• Supplied material:
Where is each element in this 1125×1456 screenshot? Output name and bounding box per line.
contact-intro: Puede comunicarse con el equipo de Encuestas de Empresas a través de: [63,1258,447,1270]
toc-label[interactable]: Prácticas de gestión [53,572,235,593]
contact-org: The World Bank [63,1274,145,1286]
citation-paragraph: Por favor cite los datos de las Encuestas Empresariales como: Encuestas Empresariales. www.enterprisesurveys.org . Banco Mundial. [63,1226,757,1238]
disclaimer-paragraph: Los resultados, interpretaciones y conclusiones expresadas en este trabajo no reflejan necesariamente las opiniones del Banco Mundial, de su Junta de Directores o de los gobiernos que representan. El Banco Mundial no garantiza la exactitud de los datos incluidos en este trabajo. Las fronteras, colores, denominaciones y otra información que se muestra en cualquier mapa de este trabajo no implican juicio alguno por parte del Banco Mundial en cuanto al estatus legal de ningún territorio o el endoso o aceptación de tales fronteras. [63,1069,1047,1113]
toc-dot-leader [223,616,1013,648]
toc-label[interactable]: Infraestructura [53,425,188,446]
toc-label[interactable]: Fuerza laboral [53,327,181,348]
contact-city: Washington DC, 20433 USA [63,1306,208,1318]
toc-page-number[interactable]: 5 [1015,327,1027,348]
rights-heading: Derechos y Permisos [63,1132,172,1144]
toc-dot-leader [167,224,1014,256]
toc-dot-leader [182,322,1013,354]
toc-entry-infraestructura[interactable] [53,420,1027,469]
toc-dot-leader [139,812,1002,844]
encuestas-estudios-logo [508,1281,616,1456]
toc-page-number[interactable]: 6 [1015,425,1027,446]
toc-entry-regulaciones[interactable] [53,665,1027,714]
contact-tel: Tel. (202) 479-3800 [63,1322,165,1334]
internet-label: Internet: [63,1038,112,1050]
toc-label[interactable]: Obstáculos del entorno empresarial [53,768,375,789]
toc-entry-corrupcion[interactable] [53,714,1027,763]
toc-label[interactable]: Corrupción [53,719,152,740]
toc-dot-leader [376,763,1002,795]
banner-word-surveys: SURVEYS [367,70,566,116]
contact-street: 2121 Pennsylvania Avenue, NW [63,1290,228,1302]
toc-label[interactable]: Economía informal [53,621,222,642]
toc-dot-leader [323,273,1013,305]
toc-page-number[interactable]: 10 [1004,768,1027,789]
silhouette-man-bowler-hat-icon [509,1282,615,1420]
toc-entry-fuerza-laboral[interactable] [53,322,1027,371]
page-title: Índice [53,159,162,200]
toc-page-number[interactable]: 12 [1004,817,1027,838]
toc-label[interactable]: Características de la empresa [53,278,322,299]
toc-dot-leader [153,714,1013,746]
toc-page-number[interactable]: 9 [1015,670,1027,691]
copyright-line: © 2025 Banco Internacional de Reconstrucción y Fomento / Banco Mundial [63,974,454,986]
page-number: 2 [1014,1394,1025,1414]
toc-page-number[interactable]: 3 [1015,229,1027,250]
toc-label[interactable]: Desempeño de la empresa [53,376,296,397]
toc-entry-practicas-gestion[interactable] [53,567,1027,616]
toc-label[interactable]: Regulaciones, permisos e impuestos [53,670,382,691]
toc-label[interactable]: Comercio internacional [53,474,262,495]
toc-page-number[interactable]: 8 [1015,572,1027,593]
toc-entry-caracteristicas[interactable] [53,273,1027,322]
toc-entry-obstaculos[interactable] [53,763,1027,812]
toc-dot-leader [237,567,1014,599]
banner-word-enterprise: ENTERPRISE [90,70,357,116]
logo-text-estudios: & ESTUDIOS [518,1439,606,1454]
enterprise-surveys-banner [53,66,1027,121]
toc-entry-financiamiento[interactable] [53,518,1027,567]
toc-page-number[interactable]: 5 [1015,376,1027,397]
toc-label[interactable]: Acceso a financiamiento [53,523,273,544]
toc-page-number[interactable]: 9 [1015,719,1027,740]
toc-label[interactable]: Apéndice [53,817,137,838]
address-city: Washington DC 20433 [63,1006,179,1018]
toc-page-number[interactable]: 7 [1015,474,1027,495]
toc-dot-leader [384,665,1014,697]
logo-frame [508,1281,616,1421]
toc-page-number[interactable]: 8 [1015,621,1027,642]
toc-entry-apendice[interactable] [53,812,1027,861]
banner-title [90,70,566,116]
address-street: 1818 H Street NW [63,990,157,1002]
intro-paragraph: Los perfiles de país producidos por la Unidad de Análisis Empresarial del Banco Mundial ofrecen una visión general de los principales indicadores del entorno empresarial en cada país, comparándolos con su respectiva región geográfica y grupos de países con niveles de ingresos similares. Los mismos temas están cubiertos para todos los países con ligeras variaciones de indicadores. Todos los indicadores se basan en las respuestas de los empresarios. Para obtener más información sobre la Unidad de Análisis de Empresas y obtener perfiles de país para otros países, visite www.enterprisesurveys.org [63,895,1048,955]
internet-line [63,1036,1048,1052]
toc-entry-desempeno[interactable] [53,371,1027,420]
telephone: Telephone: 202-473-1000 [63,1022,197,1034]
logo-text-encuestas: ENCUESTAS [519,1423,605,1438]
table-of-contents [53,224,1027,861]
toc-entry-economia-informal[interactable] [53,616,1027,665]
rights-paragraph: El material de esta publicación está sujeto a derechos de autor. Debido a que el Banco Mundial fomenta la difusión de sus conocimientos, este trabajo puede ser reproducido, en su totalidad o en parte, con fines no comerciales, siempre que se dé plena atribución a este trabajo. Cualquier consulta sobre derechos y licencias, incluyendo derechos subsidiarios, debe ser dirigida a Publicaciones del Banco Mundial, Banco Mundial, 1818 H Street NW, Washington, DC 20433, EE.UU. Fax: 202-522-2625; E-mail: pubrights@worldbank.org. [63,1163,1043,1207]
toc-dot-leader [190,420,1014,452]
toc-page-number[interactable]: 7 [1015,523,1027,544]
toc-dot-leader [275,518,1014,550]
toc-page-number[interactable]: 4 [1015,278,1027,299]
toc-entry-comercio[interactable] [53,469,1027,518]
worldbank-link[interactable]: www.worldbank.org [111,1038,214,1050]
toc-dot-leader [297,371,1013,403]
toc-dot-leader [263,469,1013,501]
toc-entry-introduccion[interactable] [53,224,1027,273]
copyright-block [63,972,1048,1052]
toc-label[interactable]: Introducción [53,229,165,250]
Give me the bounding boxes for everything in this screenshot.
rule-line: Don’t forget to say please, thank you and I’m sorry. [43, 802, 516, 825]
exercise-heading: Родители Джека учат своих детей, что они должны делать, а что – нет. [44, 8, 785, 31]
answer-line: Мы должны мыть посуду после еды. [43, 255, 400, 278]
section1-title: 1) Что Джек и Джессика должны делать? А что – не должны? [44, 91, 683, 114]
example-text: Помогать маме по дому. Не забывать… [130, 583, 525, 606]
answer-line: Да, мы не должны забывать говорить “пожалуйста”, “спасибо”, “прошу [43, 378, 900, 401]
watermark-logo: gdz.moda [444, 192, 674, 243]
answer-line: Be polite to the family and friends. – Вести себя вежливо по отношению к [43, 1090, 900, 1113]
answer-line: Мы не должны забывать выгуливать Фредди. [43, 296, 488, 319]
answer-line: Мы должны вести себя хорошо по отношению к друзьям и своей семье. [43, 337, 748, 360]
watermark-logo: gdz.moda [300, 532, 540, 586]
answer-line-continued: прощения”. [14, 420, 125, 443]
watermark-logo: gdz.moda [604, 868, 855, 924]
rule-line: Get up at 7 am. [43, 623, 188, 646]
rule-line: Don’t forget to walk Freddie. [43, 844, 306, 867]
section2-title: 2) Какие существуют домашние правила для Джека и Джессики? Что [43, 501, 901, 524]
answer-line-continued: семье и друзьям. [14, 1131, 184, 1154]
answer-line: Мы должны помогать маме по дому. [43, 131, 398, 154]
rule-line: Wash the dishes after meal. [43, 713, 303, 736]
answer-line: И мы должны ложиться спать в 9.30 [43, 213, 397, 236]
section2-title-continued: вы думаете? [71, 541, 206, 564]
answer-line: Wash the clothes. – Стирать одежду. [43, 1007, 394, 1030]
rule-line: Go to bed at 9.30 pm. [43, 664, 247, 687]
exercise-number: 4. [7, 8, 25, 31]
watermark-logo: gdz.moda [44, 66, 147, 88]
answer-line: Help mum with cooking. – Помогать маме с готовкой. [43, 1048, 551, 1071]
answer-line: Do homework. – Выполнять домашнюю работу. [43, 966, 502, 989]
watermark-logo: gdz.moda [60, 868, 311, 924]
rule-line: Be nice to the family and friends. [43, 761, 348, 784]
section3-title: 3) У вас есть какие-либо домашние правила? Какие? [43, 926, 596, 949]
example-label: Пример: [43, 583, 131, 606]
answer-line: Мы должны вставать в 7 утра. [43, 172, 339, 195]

• Objective:
Transcribe the records without any change, starting at their first line and stopping after the line that contains "citation-paragraph: Por favor", with both of those lines included.

• Response:
Where is each element in this 1125×1456 screenshot? Output name and bounding box per line.
contact-intro: Puede comunicarse con el equipo de Encuestas de Empresas a través de: [63,1258,447,1270]
toc-label[interactable]: Prácticas de gestión [53,572,235,593]
contact-org: The World Bank [63,1274,145,1286]
citation-paragraph: Por favor cite los datos de las Encuestas Empresariales como: Encuestas Empresariales. www.enterprisesurveys.org . Banco Mundial. [63,1226,757,1238]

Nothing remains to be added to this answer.